▸ What this task involves
Find the lines holding the string "climatology" in the data, then copy all of them.

Chart and figure data
<<<<
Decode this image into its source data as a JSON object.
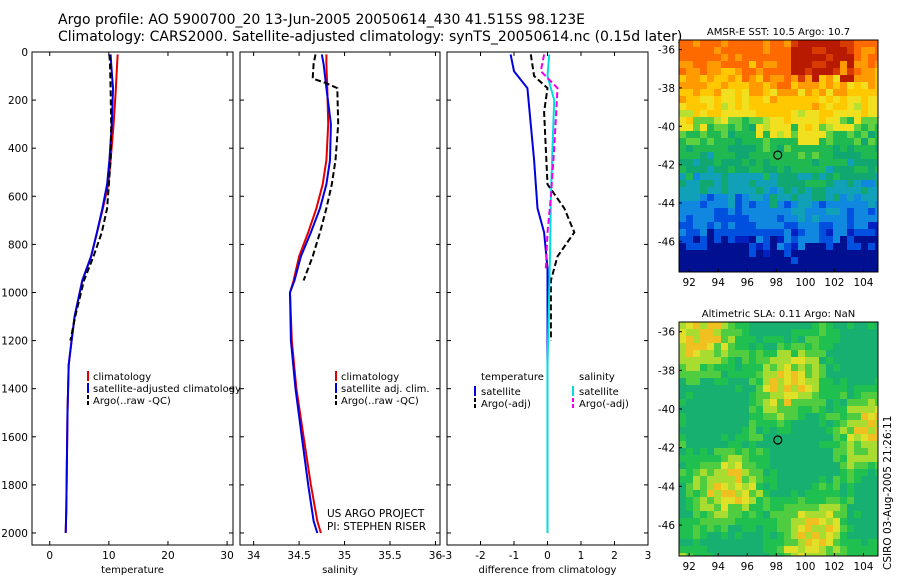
{
  "header": {
    "line1": "Argo profile: AO 5900700_20 13-Jun-2005 20050614_430 41.515S 98.123E",
    "line2": "Climatology: CARS2000. Satellite-adjusted climatology: synTS_20050614.nc (0.15d later)"
  },
  "side_stamp": "CSIRO 03-Aug-2005 21:26:11",
  "colors": {
    "climatology": "#e00000",
    "satellite": "#0000e0",
    "argo": "#000000",
    "salinity_sat": "#00dddd",
    "salinity_argo": "#ee00ee"
  },
  "chart_data": [
    {
      "type": "line",
      "panel": "temperature",
      "xlabel": "temperature",
      "ylabel": "",
      "xlim": [
        -3,
        31
      ],
      "ylim": [
        2050,
        0
      ],
      "y_reversed": true,
      "xticks": [
        0,
        10,
        20,
        30
      ],
      "yticks": [
        0,
        200,
        400,
        600,
        800,
        1000,
        1200,
        1400,
        1600,
        1800,
        2000
      ],
      "legend_position": "lower-right",
      "series": [
        {
          "name": "climatology",
          "color": "#e00000",
          "dash": "solid",
          "x": [
            11.5,
            11.4,
            11.2,
            10.8,
            10.3,
            9.9,
            9.0,
            8.0,
            7.0,
            5.5,
            4.2,
            3.7,
            3.2,
            3.0,
            2.9,
            2.8,
            2.7
          ],
          "y": [
            10,
            50,
            150,
            300,
            450,
            550,
            650,
            750,
            850,
            950,
            1100,
            1200,
            1300,
            1500,
            1700,
            1900,
            2000
          ]
        },
        {
          "name": "satellite-adjusted climatology",
          "color": "#0000e0",
          "dash": "solid",
          "x": [
            10.3,
            10.4,
            10.7,
            10.5,
            10.1,
            9.7,
            8.9,
            8.0,
            7.0,
            5.5,
            4.2,
            3.7,
            3.2,
            3.0,
            2.9,
            2.8,
            2.7
          ],
          "y": [
            10,
            50,
            150,
            300,
            450,
            550,
            650,
            750,
            850,
            950,
            1100,
            1200,
            1300,
            1500,
            1700,
            1900,
            2000
          ]
        },
        {
          "name": "Argo(..raw -QC)",
          "color": "#000000",
          "dash": "dashed",
          "x": [
            10.1,
            10.2,
            10.3,
            10.4,
            10.3,
            10.0,
            9.7,
            8.8,
            7.4,
            5.8,
            4.3,
            3.5
          ],
          "y": [
            10,
            50,
            150,
            300,
            450,
            550,
            650,
            750,
            850,
            950,
            1100,
            1200
          ]
        }
      ]
    },
    {
      "type": "line",
      "panel": "salinity",
      "xlabel": "salinity",
      "ylabel": "",
      "xlim": [
        33.85,
        36.05
      ],
      "ylim": [
        2050,
        0
      ],
      "y_reversed": true,
      "xticks": [
        34,
        34.5,
        35,
        35.5,
        36
      ],
      "xticklabels": [
        "34",
        "34.5",
        "35",
        "35.5",
        "36"
      ],
      "legend_position": "lower-right",
      "series": [
        {
          "name": "climatology",
          "color": "#e00000",
          "dash": "solid",
          "x": [
            34.8,
            34.8,
            34.81,
            34.82,
            34.8,
            34.76,
            34.69,
            34.6,
            34.5,
            34.44,
            34.4,
            34.42,
            34.47,
            34.55,
            34.63,
            34.7,
            34.74
          ],
          "y": [
            10,
            50,
            150,
            300,
            450,
            550,
            650,
            750,
            850,
            950,
            1000,
            1200,
            1400,
            1600,
            1800,
            1950,
            2000
          ]
        },
        {
          "name": "satellite adj. clim.",
          "color": "#0000e0",
          "dash": "solid",
          "x": [
            34.75,
            34.77,
            34.8,
            34.85,
            34.84,
            34.8,
            34.73,
            34.63,
            34.52,
            34.45,
            34.4,
            34.41,
            34.46,
            34.53,
            34.6,
            34.66,
            34.7
          ],
          "y": [
            10,
            50,
            150,
            300,
            450,
            550,
            650,
            750,
            850,
            950,
            1000,
            1200,
            1400,
            1600,
            1800,
            1950,
            2000
          ]
        },
        {
          "name": "Argo(..raw -QC)",
          "color": "#000000",
          "dash": "dashed",
          "x": [
            34.68,
            34.66,
            34.65,
            34.8,
            34.92,
            34.93,
            34.9,
            34.86,
            34.8,
            34.73,
            34.65,
            34.55
          ],
          "y": [
            10,
            50,
            110,
            130,
            150,
            300,
            450,
            550,
            650,
            750,
            850,
            950
          ]
        }
      ]
    },
    {
      "type": "line",
      "panel": "difference",
      "xlabel": "difference from climatology",
      "ylabel": "",
      "xlim": [
        -3,
        3
      ],
      "ylim": [
        2050,
        0
      ],
      "y_reversed": true,
      "xticks": [
        -3,
        -2,
        -1,
        0,
        1,
        2,
        3
      ],
      "legend_position": "lower",
      "legend_groups": [
        "temperature",
        "salinity"
      ],
      "series": [
        {
          "name": "satellite",
          "group": "temperature",
          "color": "#0000e0",
          "dash": "solid",
          "x": [
            -1.1,
            -1.0,
            -0.6,
            -0.4,
            -0.3,
            -0.1,
            0.0,
            0.0,
            0.0,
            0.0,
            0.0
          ],
          "y": [
            10,
            80,
            150,
            450,
            650,
            750,
            900,
            1000,
            1300,
            1700,
            2000
          ]
        },
        {
          "name": "Argo(-adj)",
          "group": "temperature",
          "color": "#000000",
          "dash": "dashed",
          "x": [
            -0.5,
            -0.4,
            0.0,
            -0.1,
            0.0,
            0.5,
            0.8,
            0.3,
            0.1,
            0.1
          ],
          "y": [
            10,
            100,
            150,
            250,
            550,
            650,
            750,
            850,
            950,
            1200
          ]
        },
        {
          "name": "satellite",
          "group": "salinity",
          "color": "#00dddd",
          "dash": "solid",
          "x": [
            0.05,
            0.0,
            0.2,
            0.15,
            0.1,
            0.08,
            0.05,
            0.0,
            0.0,
            0.0
          ],
          "y": [
            10,
            100,
            200,
            400,
            600,
            800,
            1000,
            1300,
            1700,
            2000
          ]
        },
        {
          "name": "Argo(-adj)",
          "group": "salinity",
          "color": "#ee00ee",
          "dash": "dashed",
          "x": [
            -0.1,
            -0.2,
            0.3,
            0.2,
            0.1,
            0.0,
            -0.05
          ],
          "y": [
            10,
            80,
            150,
            400,
            600,
            750,
            900
          ]
        }
      ]
    },
    {
      "type": "heatmap",
      "panel": "sst-map",
      "title": "AMSR-E SST: 10.5 Argo: 10.7",
      "xlim": [
        91.3,
        105
      ],
      "ylim": [
        -47.6,
        -35.5
      ],
      "xticks": [
        92,
        94,
        96,
        98,
        100,
        102,
        104
      ],
      "yticks": [
        -36,
        -38,
        -40,
        -42,
        -44,
        -46
      ],
      "marker": {
        "x": 98.1,
        "y": -41.5
      },
      "bands": [
        {
          "label": "warm",
          "colors": [
            "#c81e00",
            "#ff7a00",
            "#ffc400"
          ]
        },
        {
          "label": "mid",
          "colors": [
            "#e6f020",
            "#60d040",
            "#10b050"
          ]
        },
        {
          "label": "cool",
          "colors": [
            "#10a0c0",
            "#0060e0",
            "#0010a0"
          ]
        }
      ]
    },
    {
      "type": "heatmap",
      "panel": "sla-map",
      "title": "Altimetric SLA: 0.11 Argo: NaN",
      "xlim": [
        91.3,
        105
      ],
      "ylim": [
        -47.6,
        -35.5
      ],
      "xticks": [
        92,
        94,
        96,
        98,
        100,
        102,
        104
      ],
      "yticks": [
        -36,
        -38,
        -40,
        -42,
        -44,
        -46
      ],
      "marker": {
        "x": 98.1,
        "y": -41.6
      },
      "bands": [
        {
          "label": "mixed",
          "colors": [
            "#18b848",
            "#40c840",
            "#80d830",
            "#c8e828",
            "#f0d020",
            "#20b0a0"
          ]
        }
      ]
    }
  ],
  "panel_annotations": {
    "project": "US ARGO PROJECT",
    "pi": "PI: STEPHEN RISER"
  }
}
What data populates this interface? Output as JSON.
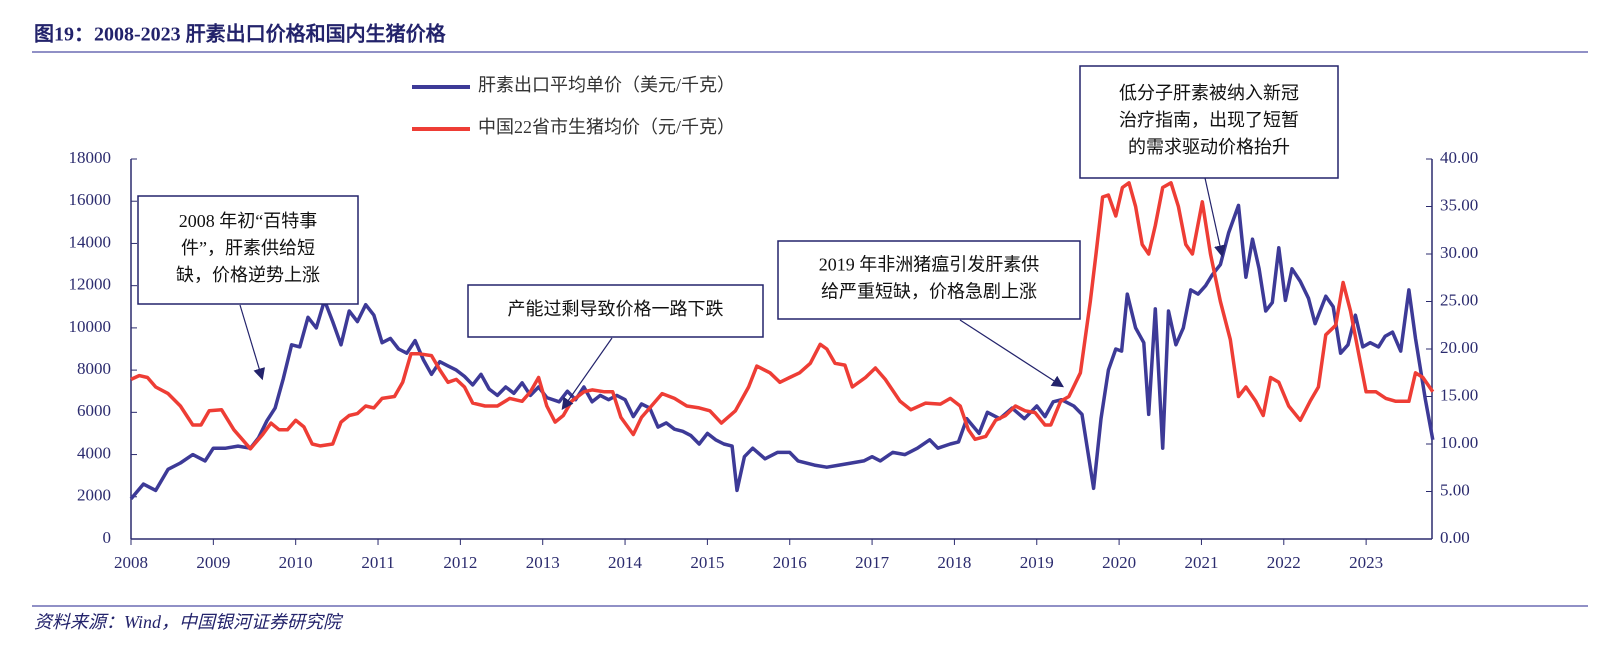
{
  "chart_data": {
    "type": "line",
    "title": "图19：2008-2023 肝素出口价格和国内生猪价格",
    "source": "资料来源：Wind，中国银河证券研究院",
    "xlim": [
      2008,
      2023.8
    ],
    "xticks": [
      2008,
      2009,
      2010,
      2011,
      2012,
      2013,
      2014,
      2015,
      2016,
      2017,
      2018,
      2019,
      2020,
      2021,
      2022,
      2023
    ],
    "ylim": [
      0,
      18000
    ],
    "yticks": [
      0,
      2000,
      4000,
      6000,
      8000,
      10000,
      12000,
      14000,
      16000,
      18000
    ],
    "y2lim": [
      0,
      40
    ],
    "y2ticks": [
      {
        "value": 0,
        "label": "0.00"
      },
      {
        "value": 5,
        "label": "5.00"
      },
      {
        "value": 10,
        "label": "10.00"
      },
      {
        "value": 15,
        "label": "15.00"
      },
      {
        "value": 20,
        "label": "20.00"
      },
      {
        "value": 25,
        "label": "25.00"
      },
      {
        "value": 30,
        "label": "30.00"
      },
      {
        "value": 35,
        "label": "35.00"
      },
      {
        "value": 40,
        "label": "40.00"
      }
    ],
    "legend": "top-left",
    "series": [
      {
        "name": "肝素出口平均单价（美元/千克）",
        "color": "#3d3a97",
        "axis": "y",
        "x": [
          2008.0,
          2008.15,
          2008.3,
          2008.45,
          2008.6,
          2008.75,
          2008.9,
          2009.0,
          2009.15,
          2009.3,
          2009.45,
          2009.55,
          2009.65,
          2009.75,
          2009.85,
          2009.95,
          2010.05,
          2010.15,
          2010.25,
          2010.35,
          2010.45,
          2010.55,
          2010.65,
          2010.75,
          2010.85,
          2010.95,
          2011.05,
          2011.15,
          2011.25,
          2011.35,
          2011.45,
          2011.55,
          2011.65,
          2011.75,
          2011.85,
          2011.95,
          2012.05,
          2012.15,
          2012.25,
          2012.35,
          2012.45,
          2012.55,
          2012.65,
          2012.75,
          2012.85,
          2012.95,
          2013.05,
          2013.2,
          2013.3,
          2013.4,
          2013.5,
          2013.6,
          2013.7,
          2013.8,
          2013.9,
          2014.0,
          2014.1,
          2014.2,
          2014.3,
          2014.4,
          2014.5,
          2014.6,
          2014.7,
          2014.8,
          2014.9,
          2015.0,
          2015.1,
          2015.2,
          2015.3,
          2015.36,
          2015.45,
          2015.55,
          2015.7,
          2015.85,
          2016.0,
          2016.1,
          2016.3,
          2016.45,
          2016.6,
          2016.75,
          2016.9,
          2017.0,
          2017.1,
          2017.25,
          2017.4,
          2017.55,
          2017.7,
          2017.8,
          2017.95,
          2018.05,
          2018.15,
          2018.3,
          2018.4,
          2018.55,
          2018.7,
          2018.85,
          2019.0,
          2019.1,
          2019.2,
          2019.3,
          2019.45,
          2019.55,
          2019.69,
          2019.78,
          2019.87,
          2019.96,
          2020.03,
          2020.1,
          2020.2,
          2020.3,
          2020.36,
          2020.44,
          2020.53,
          2020.6,
          2020.69,
          2020.78,
          2020.87,
          2020.96,
          2021.05,
          2021.13,
          2021.23,
          2021.33,
          2021.45,
          2021.54,
          2021.62,
          2021.7,
          2021.78,
          2021.86,
          2021.94,
          2022.02,
          2022.1,
          2022.2,
          2022.3,
          2022.38,
          2022.51,
          2022.6,
          2022.69,
          2022.78,
          2022.87,
          2022.96,
          2023.05,
          2023.15,
          2023.23,
          2023.32,
          2023.42,
          2023.52,
          2023.6,
          2023.72,
          2023.81
        ],
        "values": [
          1900,
          2600,
          2300,
          3300,
          3600,
          4000,
          3700,
          4300,
          4300,
          4400,
          4300,
          4800,
          5600,
          6200,
          7600,
          9200,
          9100,
          10500,
          10000,
          11300,
          10300,
          9200,
          10800,
          10300,
          11100,
          10600,
          9300,
          9500,
          9000,
          8800,
          9400,
          8500,
          7800,
          8400,
          8200,
          8000,
          7700,
          7300,
          7800,
          7100,
          6800,
          7200,
          6900,
          7400,
          6800,
          7200,
          6700,
          6500,
          7000,
          6600,
          7200,
          6500,
          6800,
          6600,
          6800,
          6600,
          5800,
          6400,
          6200,
          5300,
          5500,
          5200,
          5100,
          4900,
          4500,
          5000,
          4700,
          4500,
          4400,
          2300,
          3900,
          4300,
          3800,
          4100,
          4100,
          3700,
          3500,
          3400,
          3500,
          3600,
          3700,
          3900,
          3700,
          4100,
          4000,
          4300,
          4700,
          4300,
          4500,
          4600,
          5700,
          5000,
          6000,
          5700,
          6200,
          5700,
          6300,
          5800,
          6500,
          6600,
          6300,
          5900,
          2400,
          5700,
          8000,
          9000,
          8900,
          11600,
          10000,
          9300,
          5900,
          10900,
          4300,
          10800,
          9200,
          10000,
          11800,
          11600,
          12000,
          12500,
          13000,
          14500,
          15800,
          12400,
          14200,
          12800,
          10800,
          11200,
          13800,
          11300,
          12800,
          12200,
          11400,
          10200,
          11500,
          11000,
          8800,
          9200,
          10600,
          9100,
          9300,
          9100,
          9600,
          9800,
          8900,
          11800,
          9500,
          6600,
          4700
        ]
      },
      {
        "name": "中国22省市生猪均价（元/千克）",
        "color": "#ee3d35",
        "axis": "y2",
        "x": [
          2008.0,
          2008.1,
          2008.2,
          2008.3,
          2008.45,
          2008.6,
          2008.75,
          2008.85,
          2008.95,
          2009.1,
          2009.25,
          2009.35,
          2009.45,
          2009.6,
          2009.7,
          2009.8,
          2009.9,
          2010.0,
          2010.1,
          2010.2,
          2010.3,
          2010.45,
          2010.55,
          2010.65,
          2010.75,
          2010.85,
          2010.95,
          2011.05,
          2011.2,
          2011.3,
          2011.4,
          2011.5,
          2011.65,
          2011.75,
          2011.85,
          2011.95,
          2012.05,
          2012.15,
          2012.3,
          2012.45,
          2012.6,
          2012.75,
          2012.85,
          2012.95,
          2013.05,
          2013.15,
          2013.25,
          2013.35,
          2013.5,
          2013.6,
          2013.75,
          2013.85,
          2013.95,
          2014.1,
          2014.2,
          2014.3,
          2014.45,
          2014.6,
          2014.75,
          2014.9,
          2015.03,
          2015.17,
          2015.34,
          2015.5,
          2015.6,
          2015.76,
          2015.88,
          2016.0,
          2016.12,
          2016.25,
          2016.37,
          2016.45,
          2016.55,
          2016.67,
          2016.76,
          2016.92,
          2017.04,
          2017.16,
          2017.34,
          2017.47,
          2017.65,
          2017.83,
          2017.95,
          2018.07,
          2018.17,
          2018.25,
          2018.38,
          2018.5,
          2018.62,
          2018.74,
          2018.86,
          2018.98,
          2019.1,
          2019.17,
          2019.29,
          2019.39,
          2019.53,
          2019.65,
          2019.72,
          2019.8,
          2019.87,
          2019.96,
          2020.04,
          2020.12,
          2020.2,
          2020.28,
          2020.36,
          2020.44,
          2020.53,
          2020.63,
          2020.72,
          2020.81,
          2020.89,
          2021.01,
          2021.11,
          2021.23,
          2021.35,
          2021.45,
          2021.54,
          2021.66,
          2021.75,
          2021.84,
          2021.94,
          2022.06,
          2022.2,
          2022.32,
          2022.42,
          2022.51,
          2022.63,
          2022.72,
          2022.81,
          2022.91,
          2023.0,
          2023.12,
          2023.24,
          2023.36,
          2023.52,
          2023.6,
          2023.69,
          2023.81
        ],
        "values": [
          16.8,
          17.2,
          17.0,
          16.0,
          15.3,
          14.0,
          12.0,
          12.0,
          13.5,
          13.6,
          11.5,
          10.5,
          9.5,
          11.0,
          12.2,
          11.5,
          11.5,
          12.5,
          11.8,
          10.0,
          9.8,
          10.0,
          12.3,
          13.0,
          13.2,
          14.0,
          13.8,
          14.8,
          15.0,
          16.5,
          19.5,
          19.5,
          19.3,
          17.8,
          16.5,
          16.8,
          16.0,
          14.3,
          14.0,
          14.0,
          14.8,
          14.5,
          15.5,
          17.0,
          14.0,
          12.3,
          13.0,
          14.5,
          15.5,
          15.7,
          15.5,
          15.5,
          12.8,
          11.0,
          12.8,
          13.8,
          15.3,
          14.8,
          14.0,
          13.8,
          13.5,
          12.2,
          13.5,
          16.0,
          18.2,
          17.5,
          16.5,
          17.0,
          17.5,
          18.5,
          20.5,
          20.0,
          18.5,
          18.3,
          16.0,
          17.0,
          18.0,
          16.8,
          14.5,
          13.6,
          14.3,
          14.2,
          14.8,
          14.0,
          11.5,
          10.5,
          10.8,
          12.5,
          13.0,
          14.0,
          13.5,
          13.3,
          12.0,
          12.0,
          14.5,
          15.0,
          17.5,
          25,
          30,
          36.0,
          36.2,
          34.0,
          37.0,
          37.5,
          35,
          31,
          30,
          33,
          37,
          37.5,
          35,
          31,
          30,
          35.5,
          30,
          25,
          21,
          15.0,
          16.0,
          14.5,
          13.0,
          17.0,
          16.5,
          14.0,
          12.5,
          14.5,
          16.0,
          21.5,
          22.5,
          27,
          24,
          19.5,
          15.5,
          15.5,
          14.8,
          14.5,
          14.5,
          17.5,
          17.0,
          15.5
        ]
      }
    ],
    "annotations": [
      {
        "lines": [
          "2008 年初“百特事",
          "件”，肝素供给短",
          "缺，价格逆势上涨"
        ]
      },
      {
        "lines": [
          "产能过剩导致价格一路下跌"
        ]
      },
      {
        "lines": [
          "2019 年非洲猪瘟引发肝素供",
          "给严重短缺，价格急剧上涨"
        ]
      },
      {
        "lines": [
          "低分子肝素被纳入新冠",
          "治疗指南，出现了短暂",
          "的需求驱动价格抬升"
        ]
      }
    ]
  }
}
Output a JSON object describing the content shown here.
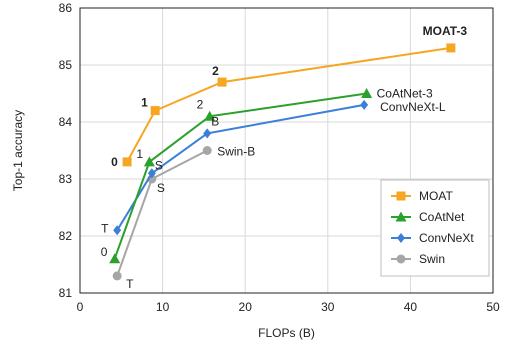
>>>>
▸ Correct answer
    "line2": "Climatology: CARS2000. Satellite-adjusted climatology: synTS_20050614.nc (0.15d later)"
    "climatology": "#e00000",
          "name": "climatology",
          "name": "satellite-adjusted climatology",
          "name": "climatology",
      "xlabel": "difference from climatology",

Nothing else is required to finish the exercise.